[Collected data entries]
════════

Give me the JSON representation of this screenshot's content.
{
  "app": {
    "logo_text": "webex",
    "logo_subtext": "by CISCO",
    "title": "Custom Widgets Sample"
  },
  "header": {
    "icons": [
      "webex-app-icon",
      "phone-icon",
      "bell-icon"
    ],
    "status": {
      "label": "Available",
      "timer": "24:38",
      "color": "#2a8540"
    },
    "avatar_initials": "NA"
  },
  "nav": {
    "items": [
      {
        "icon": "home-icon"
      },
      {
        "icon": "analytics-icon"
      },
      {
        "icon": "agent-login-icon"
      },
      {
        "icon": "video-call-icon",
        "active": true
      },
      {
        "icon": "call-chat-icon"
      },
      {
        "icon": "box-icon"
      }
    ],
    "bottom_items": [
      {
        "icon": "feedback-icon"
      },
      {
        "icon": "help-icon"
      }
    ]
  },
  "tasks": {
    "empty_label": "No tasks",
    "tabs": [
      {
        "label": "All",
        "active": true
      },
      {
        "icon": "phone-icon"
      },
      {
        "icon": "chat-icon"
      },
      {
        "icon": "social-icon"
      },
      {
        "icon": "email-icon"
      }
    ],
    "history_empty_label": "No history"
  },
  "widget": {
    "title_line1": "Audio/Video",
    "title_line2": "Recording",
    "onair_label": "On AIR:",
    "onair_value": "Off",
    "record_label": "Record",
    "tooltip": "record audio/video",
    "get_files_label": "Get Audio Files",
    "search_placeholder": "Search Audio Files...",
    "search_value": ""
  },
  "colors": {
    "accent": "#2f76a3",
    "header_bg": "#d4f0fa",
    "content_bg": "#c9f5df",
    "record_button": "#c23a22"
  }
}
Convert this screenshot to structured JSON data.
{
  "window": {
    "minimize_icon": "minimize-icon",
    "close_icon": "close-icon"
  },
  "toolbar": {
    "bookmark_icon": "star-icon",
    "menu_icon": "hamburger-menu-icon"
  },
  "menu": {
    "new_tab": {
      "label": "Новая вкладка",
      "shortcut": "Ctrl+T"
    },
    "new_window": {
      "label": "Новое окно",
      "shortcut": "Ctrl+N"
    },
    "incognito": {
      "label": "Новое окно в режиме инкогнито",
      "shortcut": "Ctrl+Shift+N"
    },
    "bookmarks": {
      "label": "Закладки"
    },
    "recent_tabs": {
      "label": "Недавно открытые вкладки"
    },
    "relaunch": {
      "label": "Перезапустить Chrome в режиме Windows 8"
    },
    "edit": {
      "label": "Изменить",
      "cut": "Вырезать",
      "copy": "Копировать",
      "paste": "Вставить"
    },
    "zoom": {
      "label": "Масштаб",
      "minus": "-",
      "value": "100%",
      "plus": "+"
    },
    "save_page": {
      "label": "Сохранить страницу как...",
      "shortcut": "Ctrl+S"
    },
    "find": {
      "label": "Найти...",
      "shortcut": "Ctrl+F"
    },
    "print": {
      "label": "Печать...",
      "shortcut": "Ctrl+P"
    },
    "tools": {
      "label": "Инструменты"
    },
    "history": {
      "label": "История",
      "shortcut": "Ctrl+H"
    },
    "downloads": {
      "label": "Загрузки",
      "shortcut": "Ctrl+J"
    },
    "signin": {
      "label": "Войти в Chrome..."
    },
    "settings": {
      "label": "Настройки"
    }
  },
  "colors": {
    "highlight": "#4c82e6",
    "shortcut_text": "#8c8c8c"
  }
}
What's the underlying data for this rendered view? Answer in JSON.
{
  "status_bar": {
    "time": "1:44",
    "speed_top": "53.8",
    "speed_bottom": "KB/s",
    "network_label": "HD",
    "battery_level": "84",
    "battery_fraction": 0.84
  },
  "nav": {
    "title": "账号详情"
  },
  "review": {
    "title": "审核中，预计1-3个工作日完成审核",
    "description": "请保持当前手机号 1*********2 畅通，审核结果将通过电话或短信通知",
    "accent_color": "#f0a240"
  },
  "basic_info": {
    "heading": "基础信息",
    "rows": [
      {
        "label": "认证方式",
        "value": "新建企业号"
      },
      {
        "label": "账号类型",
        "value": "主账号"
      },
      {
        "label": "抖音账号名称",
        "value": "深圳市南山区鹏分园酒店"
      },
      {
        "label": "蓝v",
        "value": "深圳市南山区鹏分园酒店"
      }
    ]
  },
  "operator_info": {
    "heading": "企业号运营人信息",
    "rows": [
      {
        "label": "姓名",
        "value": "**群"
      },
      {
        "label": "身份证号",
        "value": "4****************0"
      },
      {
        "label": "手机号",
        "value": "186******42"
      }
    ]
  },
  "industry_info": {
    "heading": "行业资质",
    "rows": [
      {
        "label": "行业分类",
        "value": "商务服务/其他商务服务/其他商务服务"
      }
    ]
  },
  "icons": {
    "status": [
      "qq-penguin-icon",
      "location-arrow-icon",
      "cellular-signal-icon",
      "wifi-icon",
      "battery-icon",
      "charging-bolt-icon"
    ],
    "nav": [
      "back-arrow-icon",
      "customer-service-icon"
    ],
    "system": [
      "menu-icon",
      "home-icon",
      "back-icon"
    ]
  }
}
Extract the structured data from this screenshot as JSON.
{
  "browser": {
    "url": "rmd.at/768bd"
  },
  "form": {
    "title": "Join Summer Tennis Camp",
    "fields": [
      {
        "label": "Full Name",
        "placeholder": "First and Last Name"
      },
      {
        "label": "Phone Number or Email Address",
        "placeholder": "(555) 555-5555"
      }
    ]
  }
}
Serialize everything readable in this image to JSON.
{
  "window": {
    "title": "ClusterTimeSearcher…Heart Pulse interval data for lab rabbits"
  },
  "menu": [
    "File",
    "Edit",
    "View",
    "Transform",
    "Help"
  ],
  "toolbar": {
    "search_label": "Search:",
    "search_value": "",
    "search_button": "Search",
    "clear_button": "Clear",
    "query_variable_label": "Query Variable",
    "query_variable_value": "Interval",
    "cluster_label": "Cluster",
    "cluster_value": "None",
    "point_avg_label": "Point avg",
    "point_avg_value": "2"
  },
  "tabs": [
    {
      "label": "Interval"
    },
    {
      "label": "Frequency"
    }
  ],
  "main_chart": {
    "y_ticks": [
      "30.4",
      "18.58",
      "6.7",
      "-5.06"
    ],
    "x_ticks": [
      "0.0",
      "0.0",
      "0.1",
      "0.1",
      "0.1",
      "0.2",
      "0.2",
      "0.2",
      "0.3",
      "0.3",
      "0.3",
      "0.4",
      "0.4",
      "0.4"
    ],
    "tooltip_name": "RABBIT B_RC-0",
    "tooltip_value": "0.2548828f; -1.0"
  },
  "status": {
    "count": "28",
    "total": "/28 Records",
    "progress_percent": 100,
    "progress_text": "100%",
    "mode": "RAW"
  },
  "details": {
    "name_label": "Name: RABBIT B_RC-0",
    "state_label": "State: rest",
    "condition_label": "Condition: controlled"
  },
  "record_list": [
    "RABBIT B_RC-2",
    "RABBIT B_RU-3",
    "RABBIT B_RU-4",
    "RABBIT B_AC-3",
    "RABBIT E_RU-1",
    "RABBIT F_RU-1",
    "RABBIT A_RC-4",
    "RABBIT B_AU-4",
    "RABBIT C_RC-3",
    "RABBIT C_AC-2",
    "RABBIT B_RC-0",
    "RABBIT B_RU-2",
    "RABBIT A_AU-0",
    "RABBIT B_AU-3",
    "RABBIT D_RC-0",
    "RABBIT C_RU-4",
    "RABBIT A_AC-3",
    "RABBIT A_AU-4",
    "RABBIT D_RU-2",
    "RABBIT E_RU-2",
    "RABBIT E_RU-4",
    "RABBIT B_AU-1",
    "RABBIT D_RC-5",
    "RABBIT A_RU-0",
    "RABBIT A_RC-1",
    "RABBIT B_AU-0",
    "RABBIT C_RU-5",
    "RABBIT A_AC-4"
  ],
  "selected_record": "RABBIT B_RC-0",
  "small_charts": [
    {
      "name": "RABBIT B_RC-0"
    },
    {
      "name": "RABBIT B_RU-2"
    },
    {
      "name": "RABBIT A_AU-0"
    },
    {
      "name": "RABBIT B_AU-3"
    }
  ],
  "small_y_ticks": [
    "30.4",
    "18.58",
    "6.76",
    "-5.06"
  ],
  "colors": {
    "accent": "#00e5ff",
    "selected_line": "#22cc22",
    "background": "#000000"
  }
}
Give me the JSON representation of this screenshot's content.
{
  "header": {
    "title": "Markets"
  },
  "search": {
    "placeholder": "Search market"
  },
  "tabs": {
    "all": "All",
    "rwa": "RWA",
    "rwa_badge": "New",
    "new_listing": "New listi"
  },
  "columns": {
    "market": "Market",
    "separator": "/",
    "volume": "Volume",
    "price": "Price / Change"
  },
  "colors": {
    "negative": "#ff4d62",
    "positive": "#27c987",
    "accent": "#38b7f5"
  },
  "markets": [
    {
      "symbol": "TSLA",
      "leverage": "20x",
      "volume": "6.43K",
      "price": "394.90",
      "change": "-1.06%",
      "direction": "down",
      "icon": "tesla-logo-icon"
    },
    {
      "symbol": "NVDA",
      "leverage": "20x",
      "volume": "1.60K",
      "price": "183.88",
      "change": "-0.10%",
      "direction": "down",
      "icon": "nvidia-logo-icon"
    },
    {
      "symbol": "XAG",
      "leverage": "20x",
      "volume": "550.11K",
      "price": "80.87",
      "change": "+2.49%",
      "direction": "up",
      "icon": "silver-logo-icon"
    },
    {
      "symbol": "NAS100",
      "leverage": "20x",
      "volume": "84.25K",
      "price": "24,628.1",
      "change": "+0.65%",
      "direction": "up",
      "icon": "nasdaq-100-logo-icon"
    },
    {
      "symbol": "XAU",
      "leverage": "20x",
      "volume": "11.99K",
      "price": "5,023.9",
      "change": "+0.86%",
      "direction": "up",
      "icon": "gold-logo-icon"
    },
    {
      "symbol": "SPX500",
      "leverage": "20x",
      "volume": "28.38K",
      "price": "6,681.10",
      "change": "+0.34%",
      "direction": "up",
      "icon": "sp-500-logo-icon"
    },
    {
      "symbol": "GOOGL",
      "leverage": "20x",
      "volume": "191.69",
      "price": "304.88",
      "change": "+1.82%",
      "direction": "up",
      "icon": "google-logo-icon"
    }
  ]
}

════════

* _Short exercise_: Track down every line of the material containing the string "screenshot", and copy it.

* _Solution to the exercise_:
Give me the JSON representation of this screenshot's content.
Convert this screenshot to structured JSON data.
Extract the structured data from this screenshot as JSON.
Give me the JSON representation of this screenshot's content.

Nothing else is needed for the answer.